We remember the moment everything changed… the moment our lives turned upside down. Before, he was just our little boy, full of life, laughter, and innocence. And then suddenly, on January 5th, at just 3 years old, we heard the 3 words that shattered everything; Acute Myeloid Leukemia. In an instant, our world was crushed. The life we knew disappeared, and we were thrown into a reality no parent is ever prepared for. Watching your child go through cancer is a kind of pain you can’t put into words. Seeing Milo in pain, watching his little body go through so much… it breaks you in ways you didn’t know were possible. The chemo—the side effects are horrific. It doesn’t just fight the cancer, it takes so much from them. The exhaustion, the sickness, the way his little body had to endure things no child ever should. And on top of that, there’s always someone poking him, prodding him, drawing blood, hooking him up to machines. No matter how gentle they try to be, it’s still too much for a little boy who just wants to play and be free.
Treatment was relentless. There were no real breaks, no time to catch our breath. It felt like survival mode every single day—just trying to get through the next hour, the next appointment, the next round. And one of the hardest parts… was the isolation. Trying to keep him, now 4 years old, inside a room for months at a time is something we never could have imagined. A child who just wants to run, explore, laugh, and live… confined to four walls. Having to tell him “no” over and over again. Watching him look out, wanting more, not fully understanding why he couldn’t just go be a kid. It was heartbreaking in a different kind of way.

——————————

:: Questions ::
**1)** List every action the passage about Milo's leukemia says someone is always doing to him.
**2)** Rewrite the passage about Milo's leukemia between "Treatment was relentless." and "kind of way.", inclusive, swapping "relentless" for "exhausting".

——————————

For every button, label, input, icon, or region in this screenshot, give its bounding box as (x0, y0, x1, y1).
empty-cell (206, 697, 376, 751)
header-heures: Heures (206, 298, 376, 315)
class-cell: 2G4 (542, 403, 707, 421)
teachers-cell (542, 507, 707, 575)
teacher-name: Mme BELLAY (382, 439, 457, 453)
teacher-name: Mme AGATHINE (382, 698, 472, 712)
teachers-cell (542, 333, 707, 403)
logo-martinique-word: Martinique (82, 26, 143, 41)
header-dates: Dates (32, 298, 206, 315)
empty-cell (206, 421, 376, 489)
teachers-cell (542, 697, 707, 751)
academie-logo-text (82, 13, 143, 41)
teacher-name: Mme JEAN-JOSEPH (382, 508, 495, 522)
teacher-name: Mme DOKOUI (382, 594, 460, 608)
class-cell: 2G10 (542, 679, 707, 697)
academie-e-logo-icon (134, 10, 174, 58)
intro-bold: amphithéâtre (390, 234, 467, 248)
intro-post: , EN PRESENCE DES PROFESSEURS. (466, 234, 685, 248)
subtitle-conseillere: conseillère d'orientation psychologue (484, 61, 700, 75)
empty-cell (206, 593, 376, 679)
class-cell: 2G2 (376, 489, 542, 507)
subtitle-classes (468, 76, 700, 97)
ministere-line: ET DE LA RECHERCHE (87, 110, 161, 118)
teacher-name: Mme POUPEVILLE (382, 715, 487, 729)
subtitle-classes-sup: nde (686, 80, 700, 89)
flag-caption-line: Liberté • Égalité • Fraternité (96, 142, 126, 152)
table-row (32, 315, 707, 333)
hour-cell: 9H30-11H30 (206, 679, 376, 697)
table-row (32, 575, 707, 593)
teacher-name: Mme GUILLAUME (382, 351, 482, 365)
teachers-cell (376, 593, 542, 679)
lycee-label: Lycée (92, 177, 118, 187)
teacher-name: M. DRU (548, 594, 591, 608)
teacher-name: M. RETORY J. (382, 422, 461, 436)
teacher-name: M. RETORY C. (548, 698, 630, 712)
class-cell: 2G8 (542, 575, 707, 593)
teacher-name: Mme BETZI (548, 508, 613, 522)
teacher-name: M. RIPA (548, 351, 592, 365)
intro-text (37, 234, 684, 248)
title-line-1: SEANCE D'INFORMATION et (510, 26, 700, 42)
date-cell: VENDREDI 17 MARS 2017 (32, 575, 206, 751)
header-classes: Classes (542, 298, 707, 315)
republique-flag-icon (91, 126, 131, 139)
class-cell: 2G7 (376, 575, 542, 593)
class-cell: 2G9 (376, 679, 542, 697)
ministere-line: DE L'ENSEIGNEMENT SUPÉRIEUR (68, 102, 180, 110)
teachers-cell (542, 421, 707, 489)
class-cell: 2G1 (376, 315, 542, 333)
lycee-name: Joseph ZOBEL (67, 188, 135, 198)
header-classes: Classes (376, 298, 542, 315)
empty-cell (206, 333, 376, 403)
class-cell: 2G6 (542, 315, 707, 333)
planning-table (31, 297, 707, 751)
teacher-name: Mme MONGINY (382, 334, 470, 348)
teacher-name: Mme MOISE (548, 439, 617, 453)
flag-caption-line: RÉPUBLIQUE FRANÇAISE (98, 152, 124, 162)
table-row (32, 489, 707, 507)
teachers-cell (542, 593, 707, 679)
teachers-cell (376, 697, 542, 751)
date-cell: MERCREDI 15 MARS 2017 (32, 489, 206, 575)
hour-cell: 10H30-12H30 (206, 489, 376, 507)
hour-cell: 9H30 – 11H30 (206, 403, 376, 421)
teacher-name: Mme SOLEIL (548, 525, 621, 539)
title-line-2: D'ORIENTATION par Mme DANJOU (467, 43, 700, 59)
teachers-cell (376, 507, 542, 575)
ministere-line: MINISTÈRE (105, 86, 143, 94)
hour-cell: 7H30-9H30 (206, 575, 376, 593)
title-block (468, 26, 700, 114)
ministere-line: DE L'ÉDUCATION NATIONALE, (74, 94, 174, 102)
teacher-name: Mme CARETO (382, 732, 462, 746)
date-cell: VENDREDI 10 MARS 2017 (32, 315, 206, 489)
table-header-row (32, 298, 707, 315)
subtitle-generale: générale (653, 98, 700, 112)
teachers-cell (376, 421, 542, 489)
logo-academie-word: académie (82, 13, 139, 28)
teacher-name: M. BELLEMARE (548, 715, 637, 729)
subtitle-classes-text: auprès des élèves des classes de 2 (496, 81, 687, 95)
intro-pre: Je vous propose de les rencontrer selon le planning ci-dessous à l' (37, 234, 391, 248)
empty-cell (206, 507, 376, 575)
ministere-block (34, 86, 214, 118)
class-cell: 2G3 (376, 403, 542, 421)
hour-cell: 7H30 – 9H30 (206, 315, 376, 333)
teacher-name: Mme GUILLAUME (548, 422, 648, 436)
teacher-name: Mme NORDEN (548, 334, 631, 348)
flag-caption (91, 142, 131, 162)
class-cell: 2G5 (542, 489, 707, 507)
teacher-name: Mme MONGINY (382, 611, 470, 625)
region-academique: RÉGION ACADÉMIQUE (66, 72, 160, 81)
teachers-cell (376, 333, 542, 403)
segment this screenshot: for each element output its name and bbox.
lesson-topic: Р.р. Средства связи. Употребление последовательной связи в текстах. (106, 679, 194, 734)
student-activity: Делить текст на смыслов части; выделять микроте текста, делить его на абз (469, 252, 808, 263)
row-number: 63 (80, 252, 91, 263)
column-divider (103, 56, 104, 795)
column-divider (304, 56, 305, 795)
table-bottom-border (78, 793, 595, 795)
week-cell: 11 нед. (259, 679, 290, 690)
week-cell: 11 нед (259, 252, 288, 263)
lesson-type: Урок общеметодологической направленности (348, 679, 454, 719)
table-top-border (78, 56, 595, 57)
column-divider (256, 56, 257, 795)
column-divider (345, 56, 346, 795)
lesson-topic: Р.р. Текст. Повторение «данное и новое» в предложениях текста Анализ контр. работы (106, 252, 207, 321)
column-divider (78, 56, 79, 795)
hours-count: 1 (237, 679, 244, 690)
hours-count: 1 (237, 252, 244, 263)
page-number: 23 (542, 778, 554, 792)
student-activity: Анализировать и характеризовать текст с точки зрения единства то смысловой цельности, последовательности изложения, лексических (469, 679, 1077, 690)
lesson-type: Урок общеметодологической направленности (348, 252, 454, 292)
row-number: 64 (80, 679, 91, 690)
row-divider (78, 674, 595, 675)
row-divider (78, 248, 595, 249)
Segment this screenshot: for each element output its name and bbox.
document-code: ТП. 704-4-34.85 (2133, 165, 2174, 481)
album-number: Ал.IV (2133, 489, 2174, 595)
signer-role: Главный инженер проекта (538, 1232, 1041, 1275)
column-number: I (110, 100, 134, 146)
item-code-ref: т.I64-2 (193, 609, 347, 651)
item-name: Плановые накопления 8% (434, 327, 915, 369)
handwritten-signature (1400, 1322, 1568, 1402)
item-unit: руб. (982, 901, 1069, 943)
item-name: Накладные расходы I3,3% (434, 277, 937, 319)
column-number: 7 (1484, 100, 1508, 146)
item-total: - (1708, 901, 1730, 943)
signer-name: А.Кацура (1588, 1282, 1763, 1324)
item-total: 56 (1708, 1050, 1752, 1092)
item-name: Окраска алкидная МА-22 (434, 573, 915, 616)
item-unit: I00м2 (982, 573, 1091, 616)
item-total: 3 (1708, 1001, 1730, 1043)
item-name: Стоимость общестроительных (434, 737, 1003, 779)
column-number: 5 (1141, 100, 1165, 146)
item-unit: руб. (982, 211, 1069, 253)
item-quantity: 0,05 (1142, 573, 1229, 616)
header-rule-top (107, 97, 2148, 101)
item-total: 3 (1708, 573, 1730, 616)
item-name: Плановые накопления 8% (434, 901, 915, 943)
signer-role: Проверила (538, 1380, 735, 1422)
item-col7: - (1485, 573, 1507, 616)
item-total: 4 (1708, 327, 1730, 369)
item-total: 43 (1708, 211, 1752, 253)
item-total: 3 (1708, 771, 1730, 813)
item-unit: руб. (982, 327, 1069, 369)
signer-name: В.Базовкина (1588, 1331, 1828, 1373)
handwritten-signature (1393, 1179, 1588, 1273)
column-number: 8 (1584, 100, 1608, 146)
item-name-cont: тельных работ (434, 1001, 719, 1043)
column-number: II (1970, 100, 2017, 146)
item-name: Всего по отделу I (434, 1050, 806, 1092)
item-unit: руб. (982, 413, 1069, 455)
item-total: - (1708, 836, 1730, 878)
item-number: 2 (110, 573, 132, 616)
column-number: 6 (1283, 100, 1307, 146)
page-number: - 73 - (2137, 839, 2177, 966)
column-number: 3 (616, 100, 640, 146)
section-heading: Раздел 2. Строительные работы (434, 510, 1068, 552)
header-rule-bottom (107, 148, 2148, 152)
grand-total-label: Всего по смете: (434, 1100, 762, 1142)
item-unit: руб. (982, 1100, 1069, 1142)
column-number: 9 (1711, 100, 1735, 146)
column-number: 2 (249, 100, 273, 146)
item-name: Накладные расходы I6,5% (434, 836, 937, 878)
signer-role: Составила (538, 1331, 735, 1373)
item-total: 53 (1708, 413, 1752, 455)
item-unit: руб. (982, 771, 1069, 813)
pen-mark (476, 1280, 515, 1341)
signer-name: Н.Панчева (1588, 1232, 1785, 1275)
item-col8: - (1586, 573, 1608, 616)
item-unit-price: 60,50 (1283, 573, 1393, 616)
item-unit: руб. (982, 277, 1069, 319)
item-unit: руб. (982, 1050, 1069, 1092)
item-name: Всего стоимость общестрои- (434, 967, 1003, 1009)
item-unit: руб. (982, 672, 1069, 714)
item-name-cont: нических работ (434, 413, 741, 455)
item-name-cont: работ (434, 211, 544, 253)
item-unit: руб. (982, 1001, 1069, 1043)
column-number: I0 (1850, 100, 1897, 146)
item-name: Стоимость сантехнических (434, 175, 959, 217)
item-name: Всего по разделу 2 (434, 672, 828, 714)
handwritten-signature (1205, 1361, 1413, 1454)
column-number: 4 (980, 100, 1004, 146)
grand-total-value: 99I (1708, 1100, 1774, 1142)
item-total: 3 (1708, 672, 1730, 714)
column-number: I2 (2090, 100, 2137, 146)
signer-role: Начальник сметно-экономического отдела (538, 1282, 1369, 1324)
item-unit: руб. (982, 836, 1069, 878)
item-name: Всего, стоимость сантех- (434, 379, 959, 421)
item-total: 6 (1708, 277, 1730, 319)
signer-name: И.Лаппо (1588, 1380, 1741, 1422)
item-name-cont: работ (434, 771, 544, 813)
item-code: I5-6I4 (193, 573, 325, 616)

——————————

:: Solutions to each task ::
**1)** poking him, prodding him, drawing blood, hooking him up to machines

**2)**
Treatment was exhausting. There were no real breaks, no time to catch our breath. It felt like survival mode every single day—just trying to get through the next hour, the next appointment, the next round. And one of the hardest parts… was the isolation. Trying to keep him, now 4 years old, inside a room for months at a time is something we never could have imagined. A child who just wants to run, explore, laugh, and live… confined to four walls. Having to tell him “no” over and over again. Watching him look out, wanting more, not fully understanding why he couldn’t just go be a kid. It was heartbreaking in a different kind of way.